**THE REQUEST**
Write the data out again, character for character, with no images.

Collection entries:
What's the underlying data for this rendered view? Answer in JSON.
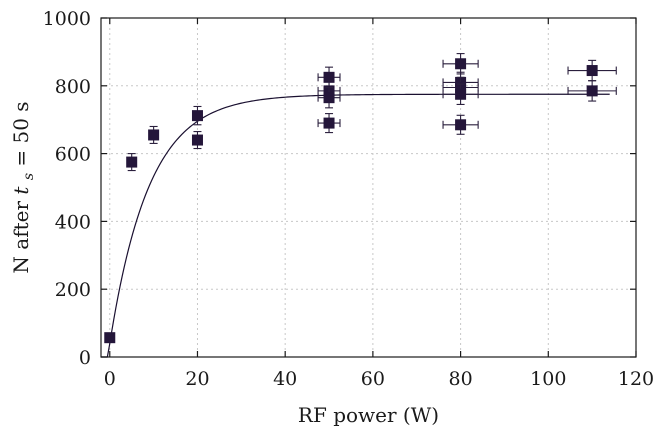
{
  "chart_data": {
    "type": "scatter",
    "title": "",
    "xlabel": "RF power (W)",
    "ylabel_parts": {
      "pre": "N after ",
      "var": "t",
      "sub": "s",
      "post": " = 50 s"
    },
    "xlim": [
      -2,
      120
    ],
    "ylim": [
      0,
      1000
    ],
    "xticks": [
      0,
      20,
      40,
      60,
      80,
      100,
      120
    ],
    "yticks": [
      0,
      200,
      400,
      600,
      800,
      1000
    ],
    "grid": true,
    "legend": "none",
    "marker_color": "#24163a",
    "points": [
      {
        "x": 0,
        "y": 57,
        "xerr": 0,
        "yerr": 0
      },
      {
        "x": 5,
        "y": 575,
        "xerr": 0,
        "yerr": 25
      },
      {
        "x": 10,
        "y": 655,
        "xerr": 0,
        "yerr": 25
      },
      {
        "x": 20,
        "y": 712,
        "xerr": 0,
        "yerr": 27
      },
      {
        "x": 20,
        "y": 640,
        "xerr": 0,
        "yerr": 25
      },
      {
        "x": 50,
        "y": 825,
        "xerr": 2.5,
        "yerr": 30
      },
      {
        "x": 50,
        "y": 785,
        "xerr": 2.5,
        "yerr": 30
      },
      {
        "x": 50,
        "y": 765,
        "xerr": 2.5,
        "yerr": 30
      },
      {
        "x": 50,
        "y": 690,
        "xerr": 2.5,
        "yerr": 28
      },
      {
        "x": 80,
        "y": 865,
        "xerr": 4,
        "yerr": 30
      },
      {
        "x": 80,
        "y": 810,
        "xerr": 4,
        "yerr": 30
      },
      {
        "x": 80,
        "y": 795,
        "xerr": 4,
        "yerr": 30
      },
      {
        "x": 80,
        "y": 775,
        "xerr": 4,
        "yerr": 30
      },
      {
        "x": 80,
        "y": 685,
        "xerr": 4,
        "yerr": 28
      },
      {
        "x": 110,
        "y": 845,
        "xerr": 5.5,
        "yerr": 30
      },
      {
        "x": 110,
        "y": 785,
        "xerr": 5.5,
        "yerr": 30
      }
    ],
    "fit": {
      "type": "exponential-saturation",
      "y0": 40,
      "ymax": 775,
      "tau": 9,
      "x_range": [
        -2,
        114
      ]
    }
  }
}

**SOLUTION**
What's the underlying data for this rendered view? Answer in JSON.
{
  "chart_data": {
    "type": "scatter",
    "title": "",
    "xlabel": "RF power (W)",
    "ylabel_parts": {
      "pre": "N after ",
      "var": "t",
      "sub": "s",
      "post": " = 50 s"
    },
    "xlim": [
      -2,
      120
    ],
    "ylim": [
      0,
      1000
    ],
    "xticks": [
      0,
      20,
      40,
      60,
      80,
      100,
      120
    ],
    "yticks": [
      0,
      200,
      400,
      600,
      800,
      1000
    ],
    "grid": true,
    "legend": "none",
    "marker_color": "#24163a",
    "points": [
      {
        "x": 0,
        "y": 57,
        "xerr": 0,
        "yerr": 0
      },
      {
        "x": 5,
        "y": 575,
        "xerr": 0,
        "yerr": 25
      },
      {
        "x": 10,
        "y": 655,
        "xerr": 0,
        "yerr": 25
      },
      {
        "x": 20,
        "y": 712,
        "xerr": 0,
        "yerr": 27
      },
      {
        "x": 20,
        "y": 640,
        "xerr": 0,
        "yerr": 25
      },
      {
        "x": 50,
        "y": 825,
        "xerr": 2.5,
        "yerr": 30
      },
      {
        "x": 50,
        "y": 785,
        "xerr": 2.5,
        "yerr": 30
      },
      {
        "x": 50,
        "y": 765,
        "xerr": 2.5,
        "yerr": 30
      },
      {
        "x": 50,
        "y": 690,
        "xerr": 2.5,
        "yerr": 28
      },
      {
        "x": 80,
        "y": 865,
        "xerr": 4,
        "yerr": 30
      },
      {
        "x": 80,
        "y": 810,
        "xerr": 4,
        "yerr": 30
      },
      {
        "x": 80,
        "y": 795,
        "xerr": 4,
        "yerr": 30
      },
      {
        "x": 80,
        "y": 775,
        "xerr": 4,
        "yerr": 30
      },
      {
        "x": 80,
        "y": 685,
        "xerr": 4,
        "yerr": 28
      },
      {
        "x": 110,
        "y": 845,
        "xerr": 5.5,
        "yerr": 30
      },
      {
        "x": 110,
        "y": 785,
        "xerr": 5.5,
        "yerr": 30
      }
    ],
    "fit": {
      "type": "exponential-saturation",
      "y0": 40,
      "ymax": 775,
      "tau": 9,
      "x_range": [
        -2,
        114
      ]
    }
  }
}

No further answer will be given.